§ GIVEN DATA

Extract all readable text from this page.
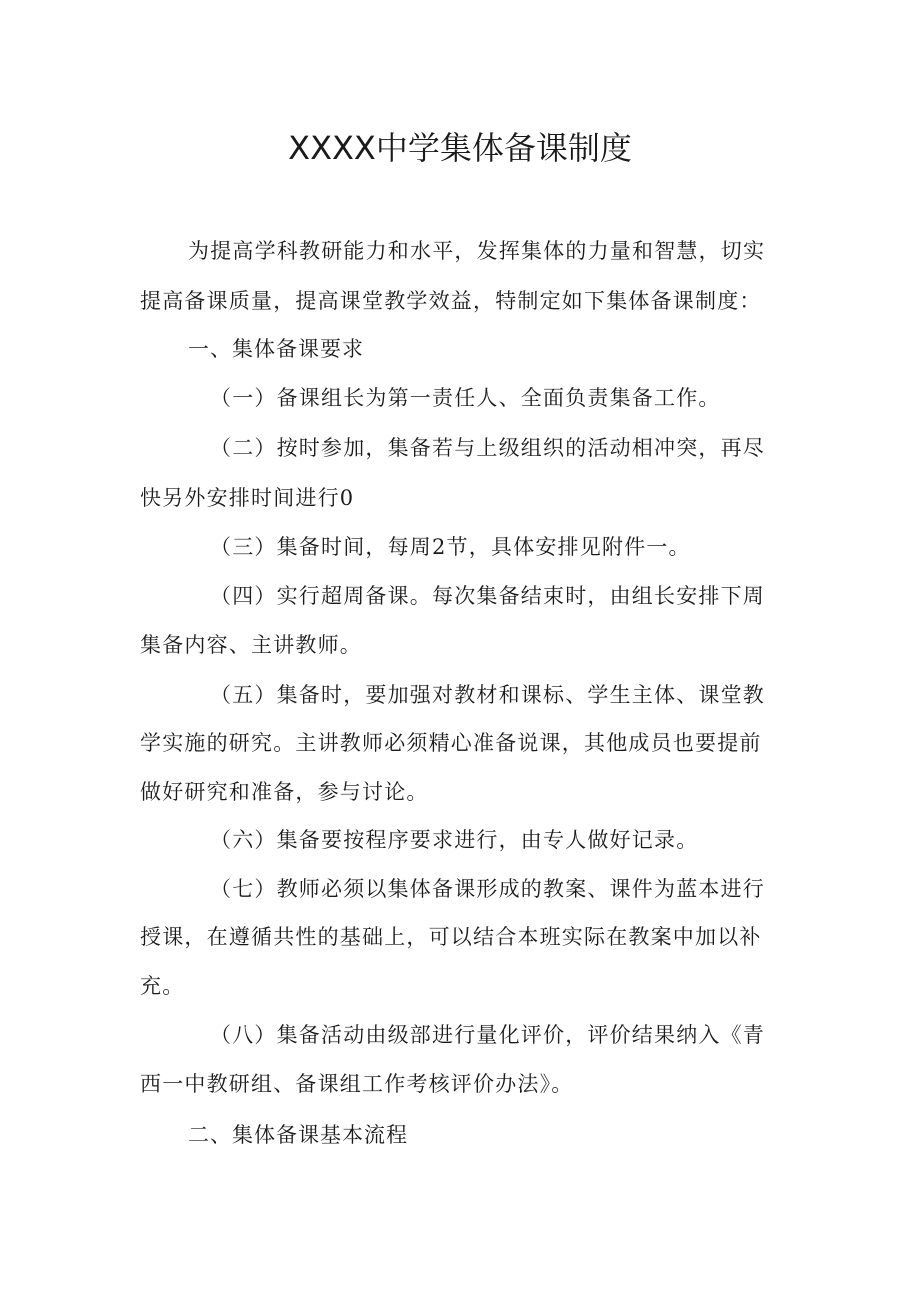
XXXX中学集体备课制度
为提高学科教研能力和水平，发挥集体的力量和智慧，切实
提高备课质量，提高课堂教学效益，特制定如下集体备课制度：
一、集体备课要求
（一）备课组长为第一责任人、全面负责集备工作。
（二）按时参加，集备若与上级组织的活动相冲突，再尽
快另外安排时间进行0
（三）集备时间，每周2节，具体安排见附件一。
（四）实行超周备课。每次集备结束时，由组长安排下周
集备内容、主讲教师。
（五）集备时，要加强对教材和课标、学生主体、课堂教
学实施的研究。主讲教师必须精心准备说课，其他成员也要提前
做好研究和准备，参与讨论。
（六）集备要按程序要求进行，由专人做好记录。
（七）教师必须以集体备课形成的教案、课件为蓝本进行
授课，在遵循共性的基础上，可以结合本班实际在教案中加以补
充。
（八）集备活动由级部进行量化评价，评价结果纳入《青
西一中教研组、备课组工作考核评价办法》。
二、集体备课基本流程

§ WHAT YOU WILL DO
Leave out the pictures and copy everything else in the records word for word.

§ RESULT OF THIS TASK
Extract all readable text from this page.
XXXX中学集体备课制度
为提高学科教研能力和水平，发挥集体的力量和智慧，切实
提高备课质量，提高课堂教学效益，特制定如下集体备课制度：
一、集体备课要求
（一）备课组长为第一责任人、全面负责集备工作。
（二）按时参加，集备若与上级组织的活动相冲突，再尽
快另外安排时间进行0
（三）集备时间，每周2节，具体安排见附件一。
（四）实行超周备课。每次集备结束时，由组长安排下周
集备内容、主讲教师。
（五）集备时，要加强对教材和课标、学生主体、课堂教
学实施的研究。主讲教师必须精心准备说课，其他成员也要提前
做好研究和准备，参与讨论。
（六）集备要按程序要求进行，由专人做好记录。
（七）教师必须以集体备课形成的教案、课件为蓝本进行
授课，在遵循共性的基础上，可以结合本班实际在教案中加以补
充。
（八）集备活动由级部进行量化评价，评价结果纳入《青
西一中教研组、备课组工作考核评价办法》。
二、集体备课基本流程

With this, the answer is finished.